▶ TASK PROMPT: Your task is to print all of the data word for word.
>> Start TASK INPUT
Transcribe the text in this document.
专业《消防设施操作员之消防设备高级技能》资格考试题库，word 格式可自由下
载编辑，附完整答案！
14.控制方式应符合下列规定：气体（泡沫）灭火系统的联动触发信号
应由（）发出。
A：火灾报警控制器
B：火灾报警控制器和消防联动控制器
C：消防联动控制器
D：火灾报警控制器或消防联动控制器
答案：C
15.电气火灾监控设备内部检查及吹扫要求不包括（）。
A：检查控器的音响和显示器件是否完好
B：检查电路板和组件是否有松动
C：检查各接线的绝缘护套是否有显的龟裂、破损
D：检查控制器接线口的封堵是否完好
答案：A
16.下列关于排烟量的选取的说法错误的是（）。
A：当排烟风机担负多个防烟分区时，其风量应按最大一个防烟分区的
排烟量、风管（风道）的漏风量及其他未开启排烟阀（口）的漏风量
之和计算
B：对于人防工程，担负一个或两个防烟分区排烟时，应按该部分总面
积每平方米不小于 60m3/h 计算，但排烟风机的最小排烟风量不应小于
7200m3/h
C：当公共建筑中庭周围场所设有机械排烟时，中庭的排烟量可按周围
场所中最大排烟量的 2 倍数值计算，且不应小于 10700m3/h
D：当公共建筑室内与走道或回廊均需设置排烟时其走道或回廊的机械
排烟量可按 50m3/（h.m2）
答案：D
>> End TASK INPUT
▶ REPLY TO THE EXERCISE:
Transcribe the text in this document.
专业《消防设施操作员之消防设备高级技能》资格考试题库，word 格式可自由下
载编辑，附完整答案！
14.控制方式应符合下列规定：气体（泡沫）灭火系统的联动触发信号
应由（）发出。
A：火灾报警控制器
B：火灾报警控制器和消防联动控制器
C：消防联动控制器
D：火灾报警控制器或消防联动控制器
答案：C
15.电气火灾监控设备内部检查及吹扫要求不包括（）。
A：检查控器的音响和显示器件是否完好
B：检查电路板和组件是否有松动
C：检查各接线的绝缘护套是否有显的龟裂、破损
D：检查控制器接线口的封堵是否完好
答案：A
16.下列关于排烟量的选取的说法错误的是（）。
A：当排烟风机担负多个防烟分区时，其风量应按最大一个防烟分区的
排烟量、风管（风道）的漏风量及其他未开启排烟阀（口）的漏风量
之和计算
B：对于人防工程，担负一个或两个防烟分区排烟时，应按该部分总面
积每平方米不小于 60m3/h 计算，但排烟风机的最小排烟风量不应小于
7200m3/h
C：当公共建筑中庭周围场所设有机械排烟时，中庭的排烟量可按周围
场所中最大排烟量的 2 倍数值计算，且不应小于 10700m3/h
D：当公共建筑室内与走道或回廊均需设置排烟时其走道或回廊的机械
排烟量可按 50m3/（h.m2）
答案：D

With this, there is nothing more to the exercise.